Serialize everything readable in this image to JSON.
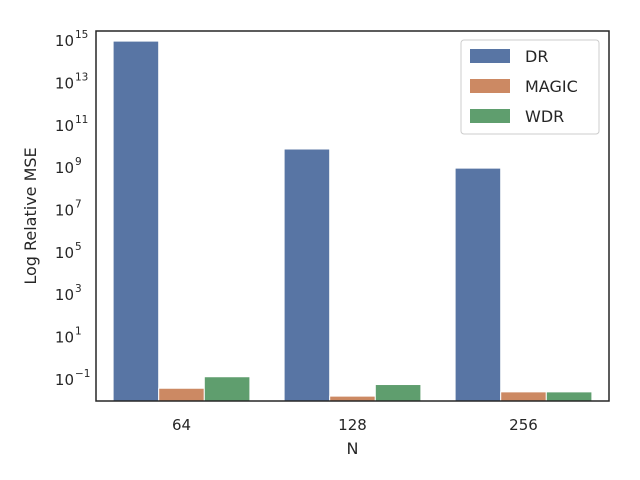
{
  "chart_data": {
    "type": "bar",
    "title": "",
    "xlabel": "N",
    "ylabel": "Log Relative MSE",
    "yscale": "log",
    "ylim": [
      0.01,
      3000000000000000.0
    ],
    "y_ticks": [
      {
        "value": 0.1,
        "base": "10",
        "exp": "−1"
      },
      {
        "value": 10,
        "base": "10",
        "exp": "1"
      },
      {
        "value": 1000,
        "base": "10",
        "exp": "3"
      },
      {
        "value": 100000,
        "base": "10",
        "exp": "5"
      },
      {
        "value": 10000000,
        "base": "10",
        "exp": "7"
      },
      {
        "value": 1000000000,
        "base": "10",
        "exp": "9"
      },
      {
        "value": 100000000000,
        "base": "10",
        "exp": "11"
      },
      {
        "value": 10000000000000,
        "base": "10",
        "exp": "13"
      },
      {
        "value": 1000000000000000,
        "base": "10",
        "exp": "15"
      }
    ],
    "categories": [
      "64",
      "128",
      "256"
    ],
    "series": [
      {
        "name": "DR",
        "color": "#5875a4",
        "values": [
          1000000000000000.0,
          8000000000.0,
          1000000000.0
        ]
      },
      {
        "name": "MAGIC",
        "color": "#cc8963",
        "values": [
          0.04,
          0.017,
          0.027
        ]
      },
      {
        "name": "WDR",
        "color": "#5f9e6e",
        "values": [
          0.14,
          0.06,
          0.027
        ]
      }
    ],
    "legend": "top-right",
    "grid": false
  }
}
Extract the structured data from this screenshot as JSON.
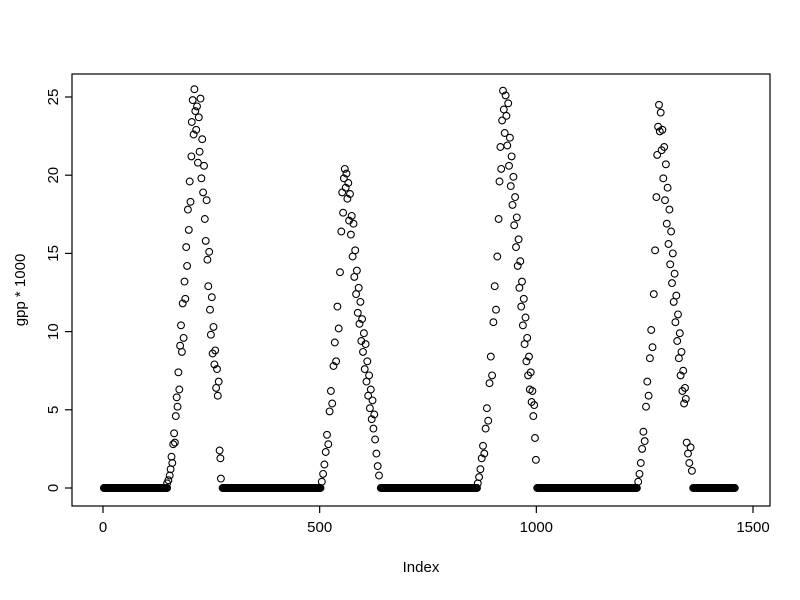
{
  "figure": {
    "background": "#ffffff",
    "plot_type_hint": "R base scatter plot, open circles (pch=1)"
  },
  "chart_data": {
    "type": "scatter",
    "title": "",
    "xlabel": "Index",
    "ylabel": "gpp * 1000",
    "marker": "open-circle",
    "marker_color": "#000000",
    "grid": false,
    "legend": null,
    "xlim": [
      -60,
      1520
    ],
    "ylim": [
      -1.2,
      26.5
    ],
    "x_ticks": [
      0,
      500,
      1000,
      1500
    ],
    "y_ticks": [
      0,
      5,
      10,
      15,
      20,
      25
    ],
    "zero_run_step": 2,
    "zero_runs": [
      [
        2,
        148
      ],
      [
        276,
        503
      ],
      [
        641,
        863
      ],
      [
        1002,
        1233
      ],
      [
        1362,
        1458
      ]
    ],
    "points": [
      [
        148,
        0.3
      ],
      [
        151,
        0.5
      ],
      [
        154,
        0.8
      ],
      [
        156,
        1.2
      ],
      [
        158,
        2.0
      ],
      [
        160,
        1.6
      ],
      [
        162,
        2.8
      ],
      [
        164,
        3.5
      ],
      [
        166,
        2.9
      ],
      [
        168,
        4.6
      ],
      [
        170,
        5.8
      ],
      [
        172,
        5.2
      ],
      [
        174,
        7.4
      ],
      [
        176,
        6.3
      ],
      [
        178,
        9.1
      ],
      [
        180,
        10.4
      ],
      [
        182,
        8.7
      ],
      [
        184,
        11.8
      ],
      [
        186,
        9.6
      ],
      [
        188,
        13.2
      ],
      [
        190,
        12.1
      ],
      [
        192,
        15.4
      ],
      [
        194,
        14.2
      ],
      [
        196,
        17.8
      ],
      [
        198,
        16.5
      ],
      [
        200,
        19.6
      ],
      [
        202,
        18.3
      ],
      [
        204,
        21.2
      ],
      [
        205,
        23.4
      ],
      [
        207,
        24.8
      ],
      [
        209,
        22.6
      ],
      [
        211,
        25.5
      ],
      [
        213,
        24.1
      ],
      [
        215,
        22.9
      ],
      [
        217,
        24.4
      ],
      [
        219,
        20.8
      ],
      [
        221,
        23.7
      ],
      [
        223,
        21.5
      ],
      [
        225,
        24.9
      ],
      [
        227,
        19.8
      ],
      [
        229,
        22.3
      ],
      [
        231,
        18.9
      ],
      [
        233,
        20.6
      ],
      [
        235,
        17.2
      ],
      [
        237,
        15.8
      ],
      [
        239,
        18.4
      ],
      [
        241,
        14.6
      ],
      [
        243,
        12.9
      ],
      [
        245,
        15.1
      ],
      [
        247,
        11.4
      ],
      [
        249,
        9.8
      ],
      [
        251,
        12.2
      ],
      [
        253,
        8.6
      ],
      [
        255,
        10.3
      ],
      [
        257,
        7.9
      ],
      [
        259,
        8.8
      ],
      [
        261,
        6.4
      ],
      [
        263,
        7.6
      ],
      [
        265,
        5.9
      ],
      [
        267,
        6.8
      ],
      [
        269,
        2.4
      ],
      [
        271,
        1.9
      ],
      [
        272,
        0.6
      ],
      [
        505,
        0.4
      ],
      [
        508,
        0.9
      ],
      [
        511,
        1.5
      ],
      [
        514,
        2.3
      ],
      [
        517,
        3.4
      ],
      [
        520,
        2.8
      ],
      [
        523,
        4.9
      ],
      [
        526,
        6.2
      ],
      [
        529,
        5.4
      ],
      [
        532,
        7.8
      ],
      [
        535,
        9.3
      ],
      [
        538,
        8.1
      ],
      [
        541,
        11.6
      ],
      [
        544,
        10.2
      ],
      [
        547,
        13.8
      ],
      [
        550,
        16.4
      ],
      [
        552,
        18.9
      ],
      [
        554,
        17.6
      ],
      [
        556,
        19.8
      ],
      [
        558,
        20.4
      ],
      [
        560,
        19.2
      ],
      [
        562,
        20.1
      ],
      [
        564,
        18.5
      ],
      [
        566,
        19.5
      ],
      [
        568,
        17.1
      ],
      [
        570,
        18.8
      ],
      [
        572,
        16.2
      ],
      [
        574,
        17.4
      ],
      [
        576,
        14.8
      ],
      [
        578,
        16.9
      ],
      [
        580,
        13.5
      ],
      [
        582,
        15.2
      ],
      [
        584,
        12.4
      ],
      [
        586,
        13.9
      ],
      [
        588,
        11.2
      ],
      [
        590,
        12.8
      ],
      [
        592,
        10.5
      ],
      [
        594,
        11.9
      ],
      [
        596,
        9.4
      ],
      [
        598,
        10.8
      ],
      [
        600,
        8.7
      ],
      [
        602,
        9.9
      ],
      [
        604,
        7.6
      ],
      [
        606,
        9.2
      ],
      [
        608,
        6.8
      ],
      [
        610,
        8.1
      ],
      [
        612,
        5.9
      ],
      [
        614,
        7.2
      ],
      [
        616,
        5.1
      ],
      [
        618,
        6.3
      ],
      [
        620,
        4.4
      ],
      [
        622,
        5.6
      ],
      [
        624,
        3.8
      ],
      [
        626,
        4.7
      ],
      [
        628,
        3.1
      ],
      [
        631,
        2.2
      ],
      [
        634,
        1.4
      ],
      [
        637,
        0.8
      ],
      [
        865,
        0.3
      ],
      [
        868,
        0.7
      ],
      [
        871,
        1.2
      ],
      [
        874,
        1.9
      ],
      [
        877,
        2.7
      ],
      [
        880,
        2.2
      ],
      [
        883,
        3.8
      ],
      [
        886,
        5.1
      ],
      [
        889,
        4.3
      ],
      [
        892,
        6.7
      ],
      [
        895,
        8.4
      ],
      [
        898,
        7.2
      ],
      [
        901,
        10.6
      ],
      [
        904,
        12.9
      ],
      [
        907,
        11.4
      ],
      [
        910,
        14.8
      ],
      [
        913,
        17.2
      ],
      [
        915,
        19.6
      ],
      [
        917,
        21.8
      ],
      [
        919,
        20.4
      ],
      [
        921,
        23.5
      ],
      [
        923,
        25.4
      ],
      [
        925,
        24.2
      ],
      [
        927,
        22.7
      ],
      [
        929,
        25.1
      ],
      [
        931,
        23.8
      ],
      [
        933,
        21.9
      ],
      [
        935,
        24.6
      ],
      [
        937,
        20.6
      ],
      [
        939,
        22.4
      ],
      [
        941,
        19.3
      ],
      [
        943,
        21.2
      ],
      [
        945,
        18.1
      ],
      [
        947,
        19.9
      ],
      [
        949,
        16.8
      ],
      [
        951,
        18.6
      ],
      [
        953,
        15.4
      ],
      [
        955,
        17.3
      ],
      [
        957,
        14.2
      ],
      [
        959,
        15.9
      ],
      [
        961,
        12.8
      ],
      [
        963,
        14.5
      ],
      [
        965,
        11.6
      ],
      [
        967,
        13.2
      ],
      [
        969,
        10.4
      ],
      [
        971,
        12.1
      ],
      [
        973,
        9.2
      ],
      [
        975,
        10.9
      ],
      [
        977,
        8.1
      ],
      [
        979,
        9.6
      ],
      [
        981,
        7.2
      ],
      [
        983,
        8.4
      ],
      [
        985,
        6.3
      ],
      [
        987,
        7.4
      ],
      [
        989,
        5.5
      ],
      [
        991,
        6.2
      ],
      [
        993,
        4.6
      ],
      [
        995,
        5.3
      ],
      [
        997,
        3.2
      ],
      [
        999,
        1.8
      ],
      [
        1235,
        0.4
      ],
      [
        1238,
        0.9
      ],
      [
        1241,
        1.6
      ],
      [
        1244,
        2.5
      ],
      [
        1247,
        3.6
      ],
      [
        1250,
        3.0
      ],
      [
        1253,
        5.2
      ],
      [
        1256,
        6.8
      ],
      [
        1259,
        5.9
      ],
      [
        1262,
        8.3
      ],
      [
        1265,
        10.1
      ],
      [
        1268,
        9.0
      ],
      [
        1271,
        12.4
      ],
      [
        1274,
        15.2
      ],
      [
        1277,
        18.6
      ],
      [
        1279,
        21.3
      ],
      [
        1281,
        23.1
      ],
      [
        1283,
        24.5
      ],
      [
        1285,
        22.8
      ],
      [
        1287,
        24.0
      ],
      [
        1289,
        21.6
      ],
      [
        1291,
        22.9
      ],
      [
        1293,
        19.8
      ],
      [
        1295,
        21.8
      ],
      [
        1297,
        18.4
      ],
      [
        1299,
        20.7
      ],
      [
        1301,
        16.9
      ],
      [
        1303,
        19.2
      ],
      [
        1305,
        15.6
      ],
      [
        1307,
        17.8
      ],
      [
        1309,
        14.3
      ],
      [
        1311,
        16.4
      ],
      [
        1313,
        13.1
      ],
      [
        1315,
        15.0
      ],
      [
        1317,
        11.9
      ],
      [
        1319,
        13.7
      ],
      [
        1321,
        10.6
      ],
      [
        1323,
        12.3
      ],
      [
        1325,
        9.4
      ],
      [
        1327,
        11.1
      ],
      [
        1329,
        8.3
      ],
      [
        1331,
        9.9
      ],
      [
        1333,
        7.2
      ],
      [
        1335,
        8.7
      ],
      [
        1337,
        6.2
      ],
      [
        1339,
        7.5
      ],
      [
        1341,
        5.4
      ],
      [
        1343,
        6.4
      ],
      [
        1345,
        5.7
      ],
      [
        1347,
        2.9
      ],
      [
        1350,
        2.2
      ],
      [
        1353,
        1.6
      ],
      [
        1356,
        2.6
      ],
      [
        1359,
        1.1
      ]
    ]
  }
}
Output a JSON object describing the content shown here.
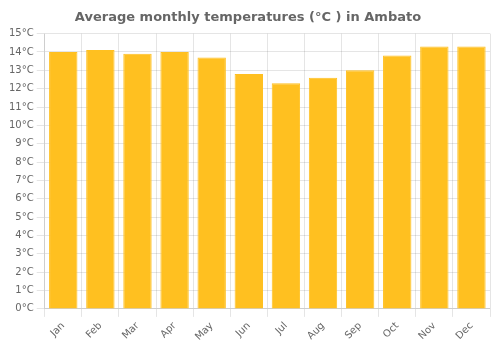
{
  "chart_data": {
    "type": "bar",
    "title": "Average monthly temperatures (°C ) in Ambato",
    "categories": [
      "Jan",
      "Feb",
      "Mar",
      "Apr",
      "May",
      "Jun",
      "Jul",
      "Aug",
      "Sep",
      "Oct",
      "Nov",
      "Dec"
    ],
    "values": [
      14.0,
      14.1,
      13.9,
      14.0,
      13.7,
      12.8,
      12.3,
      12.6,
      13.0,
      13.8,
      14.3,
      14.3
    ],
    "color": "#FFC020",
    "ylim": [
      0,
      15
    ],
    "yticks": [
      {
        "value": 0,
        "label": "0°C"
      },
      {
        "value": 1,
        "label": "1°C"
      },
      {
        "value": 2,
        "label": "2°C"
      },
      {
        "value": 3,
        "label": "3°C"
      },
      {
        "value": 4,
        "label": "4°C"
      },
      {
        "value": 5,
        "label": "5°C"
      },
      {
        "value": 6,
        "label": "6°C"
      },
      {
        "value": 7,
        "label": "7°C"
      },
      {
        "value": 8,
        "label": "8°C"
      },
      {
        "value": 9,
        "label": "9°C"
      },
      {
        "value": 10,
        "label": "10°C"
      },
      {
        "value": 11,
        "label": "11°C"
      },
      {
        "value": 12,
        "label": "12°C"
      },
      {
        "value": 13,
        "label": "13°C"
      },
      {
        "value": 14,
        "label": "14°C"
      },
      {
        "value": 15,
        "label": "15°C"
      }
    ],
    "grid": true
  }
}
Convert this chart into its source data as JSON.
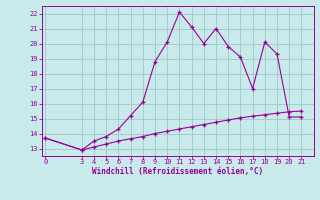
{
  "xlabel": "Windchill (Refroidissement éolien,°C)",
  "background_color": "#c8eaea",
  "grid_color": "#a0c8c8",
  "line_color": "#990099",
  "x_ticks": [
    0,
    3,
    4,
    5,
    6,
    7,
    8,
    9,
    10,
    11,
    12,
    13,
    14,
    15,
    16,
    17,
    18,
    19,
    20,
    21
  ],
  "ylim": [
    12.5,
    22.5
  ],
  "xlim": [
    -0.3,
    22.0
  ],
  "yticks": [
    13,
    14,
    15,
    16,
    17,
    18,
    19,
    20,
    21,
    22
  ],
  "curve1_x": [
    0,
    3,
    4,
    5,
    6,
    7,
    8,
    9,
    10,
    11,
    12,
    13,
    14,
    15,
    16,
    17,
    18,
    19,
    20,
    21
  ],
  "curve1_y": [
    13.7,
    12.9,
    13.5,
    13.8,
    14.3,
    15.2,
    16.1,
    18.8,
    20.1,
    22.1,
    21.1,
    20.0,
    21.0,
    19.8,
    19.1,
    17.0,
    20.1,
    19.3,
    15.1,
    15.1
  ],
  "curve2_x": [
    0,
    3,
    4,
    5,
    6,
    7,
    8,
    9,
    10,
    11,
    12,
    13,
    14,
    15,
    16,
    17,
    18,
    19,
    20,
    21
  ],
  "curve2_y": [
    13.7,
    12.9,
    13.1,
    13.3,
    13.5,
    13.65,
    13.8,
    14.0,
    14.15,
    14.3,
    14.45,
    14.6,
    14.75,
    14.9,
    15.05,
    15.15,
    15.25,
    15.35,
    15.45,
    15.5
  ],
  "tick_fontsize": 5.0,
  "xlabel_fontsize": 5.5
}
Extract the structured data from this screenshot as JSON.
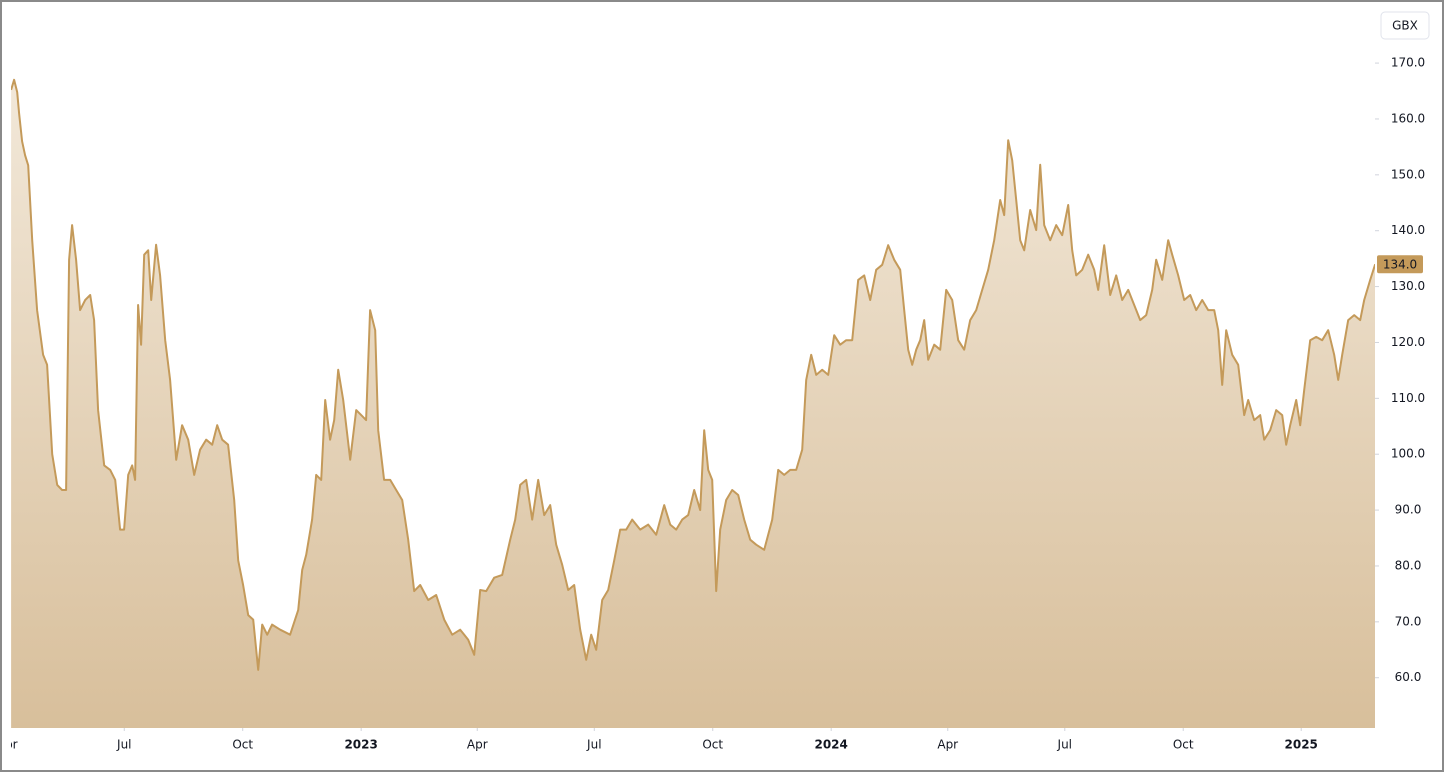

★ ★ ★

▶ [Problem details]
Search the listing above for the string "this". Copy every line that contains it.

▶ [Output]
Serialize everything readable in this image to JSON.
Extract the structured data from this screenshot as JSON.
Convert this chart into its source data as JSON.
Extract the structured data from this screenshot as JSON.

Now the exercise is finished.